:: Texto proporcionado

On-line version ISSN 2077-3323

Rev Cien Cult  no.7 La Paz July 2000

 

 

 

Cinco notas paceñas de La Razón, 1948

 

 


Las cuestas

La Paz es una ciudad con cuestas, vale decir: con personalidad. Hay quien hubiese preferido una topografía llana, de líneas rectas, sin altibajos, como hay quien prefiere la gris monotonía de una vida fácil, sin preocupaciones y sin relieve. Desconocemos el verdadero origen del vocablo que denomina a la calle o terreno pendiente, pero no es difícil imaginar que le haya sido adjudicado como metáfora de costar: "algo que cuesta". El costo de las cuestas es el esfuerzo que requieren para subirlas, el trabajo, el cansancio; pero también tienen su compensación en una mejor perspectiva que la llanura. Toda cumbre en cualquier orden o aspecto de la vida, supone una cuesta y un esfuerzo.

La Paz tiene personalidad porque tiene cuestas. Las cuestas, en algunas ciudades privilegiadas, son como esas instalaciones artificiales de las vitrinas de bazar donde las preciosidades expuestas adquieren mayor relieve y visibilidad para el público. Ningún técnico en exposiciones artísticas hubiese dispuesto mejor la exhibición típica de la calle Sagárnaga -ponemos como ejemplo- con la escalonada policromía de sus tenderetes de tejidos indígenas.

::::
:: Información registrada

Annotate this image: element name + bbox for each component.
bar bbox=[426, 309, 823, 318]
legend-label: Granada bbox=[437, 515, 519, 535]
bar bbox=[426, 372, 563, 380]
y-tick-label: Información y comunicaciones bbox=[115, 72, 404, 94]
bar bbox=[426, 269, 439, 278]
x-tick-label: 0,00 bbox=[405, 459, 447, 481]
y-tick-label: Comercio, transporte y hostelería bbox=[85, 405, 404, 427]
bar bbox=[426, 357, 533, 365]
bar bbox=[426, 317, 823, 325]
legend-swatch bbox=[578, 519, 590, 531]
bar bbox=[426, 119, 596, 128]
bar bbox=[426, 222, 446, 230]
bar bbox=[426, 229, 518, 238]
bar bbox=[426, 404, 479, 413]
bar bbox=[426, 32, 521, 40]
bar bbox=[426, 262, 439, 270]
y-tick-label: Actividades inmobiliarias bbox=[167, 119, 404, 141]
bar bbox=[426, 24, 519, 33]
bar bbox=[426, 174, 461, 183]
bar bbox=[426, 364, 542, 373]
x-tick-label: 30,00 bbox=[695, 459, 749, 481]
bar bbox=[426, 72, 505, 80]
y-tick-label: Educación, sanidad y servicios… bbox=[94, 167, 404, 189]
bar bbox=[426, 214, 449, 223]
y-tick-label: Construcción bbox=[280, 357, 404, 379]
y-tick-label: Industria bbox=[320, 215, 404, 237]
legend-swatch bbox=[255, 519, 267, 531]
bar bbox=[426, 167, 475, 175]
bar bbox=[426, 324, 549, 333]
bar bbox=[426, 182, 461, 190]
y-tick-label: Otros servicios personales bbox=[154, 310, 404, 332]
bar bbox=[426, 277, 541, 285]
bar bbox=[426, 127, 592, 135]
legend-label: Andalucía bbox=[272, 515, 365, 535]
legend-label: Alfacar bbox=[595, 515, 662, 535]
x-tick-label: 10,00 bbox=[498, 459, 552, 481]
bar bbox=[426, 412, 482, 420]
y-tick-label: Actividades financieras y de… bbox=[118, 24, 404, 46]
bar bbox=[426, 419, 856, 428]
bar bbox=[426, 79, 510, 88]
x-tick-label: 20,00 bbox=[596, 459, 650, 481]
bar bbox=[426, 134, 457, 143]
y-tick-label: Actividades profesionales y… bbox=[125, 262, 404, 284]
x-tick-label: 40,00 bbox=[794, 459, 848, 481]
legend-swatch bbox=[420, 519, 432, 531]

::::

[Lista de tareas]
- 1) Convierte en una lista breve el párrafo de la nota sobre las cuestas de La Paz que empieza con "La Paz tiene personalidad porque tiene cuestas". Conserva sus datos principales.
- 2) Reproduce sin cambios el fragmento de la nota sobre las cuestas que comienza en "Cinco notas paceñas" y termina en "y un esfuerzo.".

[Respuestas por tarea]
- 1)
- La Paz tiene personalidad porque tiene cuestas.
- En algunas ciudades privilegiadas, las cuestas son como las instalaciones artificiales de las vitrinas de bazar, que dan más relieve y visibilidad a lo expuesto.
- Un ejemplo es la calle Sagárnaga. La escalonada policromía de sus tenderetes de tejidos indígenas forma una exhibición que ningún técnico en exposiciones artísticas habría dispuesto mejor.

- 2)
Cinco notas paceñas de La Razón, 1948

 

 


Las cuestas

La Paz es una ciudad con cuestas, vale decir: con personalidad. Hay quien hubiese preferido una topografía llana, de líneas rectas, sin altibajos, como hay quien prefiere la gris monotonía de una vida fácil, sin preocupaciones y sin relieve. Desconocemos el verdadero origen del vocablo que denomina a la calle o terreno pendiente, pero no es difícil imaginar que le haya sido adjudicado como metáfora de costar: "algo que cuesta". El costo de las cuestas es el esfuerzo que requieren para subirlas, el trabajo, el cansancio; pero también tienen su compensación en una mejor perspectiva que la llanura. Toda cumbre en cualquier orden o aspecto de la vida, supone una cuesta y un esfuerzo.